▸ Aim:
Determine the count of lines holding "Glint" and give that count alone.

· · · ·

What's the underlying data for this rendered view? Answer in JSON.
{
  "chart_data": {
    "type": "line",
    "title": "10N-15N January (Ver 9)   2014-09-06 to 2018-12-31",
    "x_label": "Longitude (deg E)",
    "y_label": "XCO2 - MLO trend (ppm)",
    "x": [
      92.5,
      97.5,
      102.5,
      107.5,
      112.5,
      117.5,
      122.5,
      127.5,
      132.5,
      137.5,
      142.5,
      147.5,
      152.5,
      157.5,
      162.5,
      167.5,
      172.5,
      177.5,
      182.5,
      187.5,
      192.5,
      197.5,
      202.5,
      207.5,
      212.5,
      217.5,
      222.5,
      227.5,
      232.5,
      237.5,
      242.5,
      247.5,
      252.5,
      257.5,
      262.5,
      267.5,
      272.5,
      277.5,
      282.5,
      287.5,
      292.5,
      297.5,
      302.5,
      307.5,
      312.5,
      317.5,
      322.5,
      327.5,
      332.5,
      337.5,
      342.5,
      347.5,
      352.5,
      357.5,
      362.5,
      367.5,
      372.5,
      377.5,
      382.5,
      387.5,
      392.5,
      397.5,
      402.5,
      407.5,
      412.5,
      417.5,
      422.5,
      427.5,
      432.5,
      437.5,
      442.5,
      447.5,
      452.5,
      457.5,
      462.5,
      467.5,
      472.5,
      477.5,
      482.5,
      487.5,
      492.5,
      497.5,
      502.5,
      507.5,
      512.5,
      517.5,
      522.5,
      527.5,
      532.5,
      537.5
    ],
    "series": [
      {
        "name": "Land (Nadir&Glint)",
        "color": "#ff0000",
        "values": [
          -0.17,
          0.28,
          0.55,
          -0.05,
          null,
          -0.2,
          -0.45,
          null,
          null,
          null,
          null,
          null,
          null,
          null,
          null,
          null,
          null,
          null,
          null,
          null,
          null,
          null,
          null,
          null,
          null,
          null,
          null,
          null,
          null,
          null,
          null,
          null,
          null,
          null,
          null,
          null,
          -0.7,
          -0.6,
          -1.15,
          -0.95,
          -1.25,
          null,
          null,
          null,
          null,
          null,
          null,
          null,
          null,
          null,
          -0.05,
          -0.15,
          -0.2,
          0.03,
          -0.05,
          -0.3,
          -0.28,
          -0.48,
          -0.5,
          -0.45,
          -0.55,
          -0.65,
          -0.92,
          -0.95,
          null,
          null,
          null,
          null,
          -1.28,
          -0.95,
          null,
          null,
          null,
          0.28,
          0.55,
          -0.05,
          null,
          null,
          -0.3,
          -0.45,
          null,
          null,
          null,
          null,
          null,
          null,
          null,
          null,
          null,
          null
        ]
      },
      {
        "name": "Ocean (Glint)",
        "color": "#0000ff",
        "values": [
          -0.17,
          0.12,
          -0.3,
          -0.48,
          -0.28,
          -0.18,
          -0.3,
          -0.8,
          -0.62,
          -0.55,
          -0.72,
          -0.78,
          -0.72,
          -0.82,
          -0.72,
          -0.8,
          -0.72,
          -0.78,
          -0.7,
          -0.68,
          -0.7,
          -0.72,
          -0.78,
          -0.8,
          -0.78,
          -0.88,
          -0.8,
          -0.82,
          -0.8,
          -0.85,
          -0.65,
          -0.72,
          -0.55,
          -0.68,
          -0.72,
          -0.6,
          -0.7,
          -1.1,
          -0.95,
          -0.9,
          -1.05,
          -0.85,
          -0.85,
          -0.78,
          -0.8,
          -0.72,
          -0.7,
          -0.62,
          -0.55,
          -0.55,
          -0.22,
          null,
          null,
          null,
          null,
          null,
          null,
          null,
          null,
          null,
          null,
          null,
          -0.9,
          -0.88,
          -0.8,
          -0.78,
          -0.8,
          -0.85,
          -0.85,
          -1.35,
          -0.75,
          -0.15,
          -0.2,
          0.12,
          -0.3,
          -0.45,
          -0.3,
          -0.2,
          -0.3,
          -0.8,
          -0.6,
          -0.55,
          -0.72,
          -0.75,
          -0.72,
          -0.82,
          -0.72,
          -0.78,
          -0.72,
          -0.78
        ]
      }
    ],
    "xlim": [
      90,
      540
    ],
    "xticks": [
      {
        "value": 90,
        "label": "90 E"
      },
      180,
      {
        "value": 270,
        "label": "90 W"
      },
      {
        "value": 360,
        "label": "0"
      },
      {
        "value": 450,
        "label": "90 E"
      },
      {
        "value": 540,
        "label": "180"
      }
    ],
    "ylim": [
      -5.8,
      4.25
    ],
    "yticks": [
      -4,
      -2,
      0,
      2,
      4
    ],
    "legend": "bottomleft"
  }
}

· · · ·

▸ Finished task:
2